| Given instruction |
Quote all of the entries word for word.

| Dataset records |
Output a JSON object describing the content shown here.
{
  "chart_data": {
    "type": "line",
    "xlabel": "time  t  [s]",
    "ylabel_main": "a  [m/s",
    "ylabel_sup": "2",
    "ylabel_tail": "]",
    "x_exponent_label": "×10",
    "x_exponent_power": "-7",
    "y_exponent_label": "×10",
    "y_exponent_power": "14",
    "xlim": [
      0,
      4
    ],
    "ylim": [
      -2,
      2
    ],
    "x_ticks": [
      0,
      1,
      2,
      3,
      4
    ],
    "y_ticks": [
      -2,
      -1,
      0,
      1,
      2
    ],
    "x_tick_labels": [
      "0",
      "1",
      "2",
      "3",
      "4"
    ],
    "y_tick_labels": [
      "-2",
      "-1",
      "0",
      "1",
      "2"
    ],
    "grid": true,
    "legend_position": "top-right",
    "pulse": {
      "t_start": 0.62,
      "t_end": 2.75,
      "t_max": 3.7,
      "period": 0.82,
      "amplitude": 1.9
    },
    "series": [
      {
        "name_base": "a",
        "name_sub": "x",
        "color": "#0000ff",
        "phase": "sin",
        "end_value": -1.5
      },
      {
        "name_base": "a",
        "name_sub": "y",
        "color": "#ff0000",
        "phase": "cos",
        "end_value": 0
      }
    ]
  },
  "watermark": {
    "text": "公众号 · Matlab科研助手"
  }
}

| Correct result |
Output a JSON object describing the content shown here.
{
  "chart_data": {
    "type": "line",
    "xlabel": "time  t  [s]",
    "ylabel_main": "a  [m/s",
    "ylabel_sup": "2",
    "ylabel_tail": "]",
    "x_exponent_label": "×10",
    "x_exponent_power": "-7",
    "y_exponent_label": "×10",
    "y_exponent_power": "14",
    "xlim": [
      0,
      4
    ],
    "ylim": [
      -2,
      2
    ],
    "x_ticks": [
      0,
      1,
      2,
      3,
      4
    ],
    "y_ticks": [
      -2,
      -1,
      0,
      1,
      2
    ],
    "x_tick_labels": [
      "0",
      "1",
      "2",
      "3",
      "4"
    ],
    "y_tick_labels": [
      "-2",
      "-1",
      "0",
      "1",
      "2"
    ],
    "grid": true,
    "legend_position": "top-right",
    "pulse": {
      "t_start": 0.62,
      "t_end": 2.75,
      "t_max": 3.7,
      "period": 0.82,
      "amplitude": 1.9
    },
    "series": [
      {
        "name_base": "a",
        "name_sub": "x",
        "color": "#0000ff",
        "phase": "sin",
        "end_value": -1.5
      },
      {
        "name_base": "a",
        "name_sub": "y",
        "color": "#ff0000",
        "phase": "cos",
        "end_value": 0
      }
    ]
  },
  "watermark": {
    "text": "公众号 · Matlab科研助手"
  }
}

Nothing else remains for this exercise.